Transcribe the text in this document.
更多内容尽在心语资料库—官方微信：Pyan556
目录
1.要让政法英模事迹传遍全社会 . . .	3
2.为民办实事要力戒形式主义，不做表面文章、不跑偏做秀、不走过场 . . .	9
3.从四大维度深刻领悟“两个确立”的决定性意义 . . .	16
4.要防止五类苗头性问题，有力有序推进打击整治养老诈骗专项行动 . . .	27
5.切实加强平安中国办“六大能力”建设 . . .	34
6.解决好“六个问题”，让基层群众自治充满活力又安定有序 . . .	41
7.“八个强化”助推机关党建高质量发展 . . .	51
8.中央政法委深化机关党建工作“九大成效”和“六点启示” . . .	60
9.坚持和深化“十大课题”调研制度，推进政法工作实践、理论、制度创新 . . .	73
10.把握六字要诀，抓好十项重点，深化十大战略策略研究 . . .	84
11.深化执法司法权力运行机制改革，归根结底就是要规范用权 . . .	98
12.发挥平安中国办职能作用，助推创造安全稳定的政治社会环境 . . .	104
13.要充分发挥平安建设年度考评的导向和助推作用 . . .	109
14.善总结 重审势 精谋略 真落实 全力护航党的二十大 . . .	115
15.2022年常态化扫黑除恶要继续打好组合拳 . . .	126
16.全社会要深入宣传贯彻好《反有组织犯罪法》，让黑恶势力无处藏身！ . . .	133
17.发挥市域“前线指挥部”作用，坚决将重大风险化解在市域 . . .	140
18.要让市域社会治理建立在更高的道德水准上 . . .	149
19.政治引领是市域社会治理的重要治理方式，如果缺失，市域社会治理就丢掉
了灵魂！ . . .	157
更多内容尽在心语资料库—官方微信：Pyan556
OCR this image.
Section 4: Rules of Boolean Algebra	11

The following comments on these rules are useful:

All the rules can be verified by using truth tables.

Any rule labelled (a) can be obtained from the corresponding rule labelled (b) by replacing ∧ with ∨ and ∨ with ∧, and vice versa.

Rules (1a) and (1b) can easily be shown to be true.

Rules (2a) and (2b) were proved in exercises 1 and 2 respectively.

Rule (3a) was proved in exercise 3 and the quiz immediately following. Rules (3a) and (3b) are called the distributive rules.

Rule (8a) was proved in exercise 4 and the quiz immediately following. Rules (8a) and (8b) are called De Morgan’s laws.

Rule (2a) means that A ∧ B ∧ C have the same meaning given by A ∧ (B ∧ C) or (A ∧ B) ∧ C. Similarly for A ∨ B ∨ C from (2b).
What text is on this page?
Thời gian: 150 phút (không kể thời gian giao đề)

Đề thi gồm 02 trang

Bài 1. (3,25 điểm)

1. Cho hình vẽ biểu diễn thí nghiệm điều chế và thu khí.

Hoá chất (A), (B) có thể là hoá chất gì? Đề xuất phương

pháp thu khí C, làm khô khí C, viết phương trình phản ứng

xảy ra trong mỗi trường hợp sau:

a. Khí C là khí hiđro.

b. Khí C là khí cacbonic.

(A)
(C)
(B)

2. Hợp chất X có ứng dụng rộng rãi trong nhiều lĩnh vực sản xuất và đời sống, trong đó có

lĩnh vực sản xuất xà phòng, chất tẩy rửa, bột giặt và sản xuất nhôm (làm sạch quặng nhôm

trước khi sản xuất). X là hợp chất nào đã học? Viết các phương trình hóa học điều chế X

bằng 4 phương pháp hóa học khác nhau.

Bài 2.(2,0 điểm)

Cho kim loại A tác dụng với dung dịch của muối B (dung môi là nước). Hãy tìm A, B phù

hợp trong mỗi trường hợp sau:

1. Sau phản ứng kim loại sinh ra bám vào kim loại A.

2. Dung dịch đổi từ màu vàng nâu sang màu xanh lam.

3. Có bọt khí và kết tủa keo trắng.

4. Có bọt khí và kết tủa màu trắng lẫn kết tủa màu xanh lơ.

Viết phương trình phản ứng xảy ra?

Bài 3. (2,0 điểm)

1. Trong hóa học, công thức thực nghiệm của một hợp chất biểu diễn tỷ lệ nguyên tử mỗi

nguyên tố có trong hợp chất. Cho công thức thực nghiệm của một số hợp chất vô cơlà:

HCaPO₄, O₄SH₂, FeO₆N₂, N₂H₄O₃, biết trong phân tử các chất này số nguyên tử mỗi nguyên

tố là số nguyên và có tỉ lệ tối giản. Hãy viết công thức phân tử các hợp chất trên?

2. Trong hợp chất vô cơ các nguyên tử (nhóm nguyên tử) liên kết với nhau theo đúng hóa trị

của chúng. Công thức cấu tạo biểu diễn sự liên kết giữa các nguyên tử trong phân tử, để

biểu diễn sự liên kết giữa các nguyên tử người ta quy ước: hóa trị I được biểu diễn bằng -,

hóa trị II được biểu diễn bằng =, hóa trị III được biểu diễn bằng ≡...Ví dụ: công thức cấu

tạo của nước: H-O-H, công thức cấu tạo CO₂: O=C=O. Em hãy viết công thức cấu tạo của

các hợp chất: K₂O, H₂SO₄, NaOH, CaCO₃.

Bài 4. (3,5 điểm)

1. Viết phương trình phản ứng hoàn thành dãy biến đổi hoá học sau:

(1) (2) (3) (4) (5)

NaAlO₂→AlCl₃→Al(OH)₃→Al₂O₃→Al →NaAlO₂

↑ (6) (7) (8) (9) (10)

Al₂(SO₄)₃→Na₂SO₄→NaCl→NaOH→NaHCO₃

┄┄┄┄┄┄┄┄┄┄┄┄┄┄┄┄┄┄┄┄

* _Written instruction_: Find all the lines containing "pháp" in the material, then copy them.

* _Complete response_:
pháp thu khí C, làm khô khí C, viết phương trình phản ứng
bằng 4 phương pháp hóa học khác nhau.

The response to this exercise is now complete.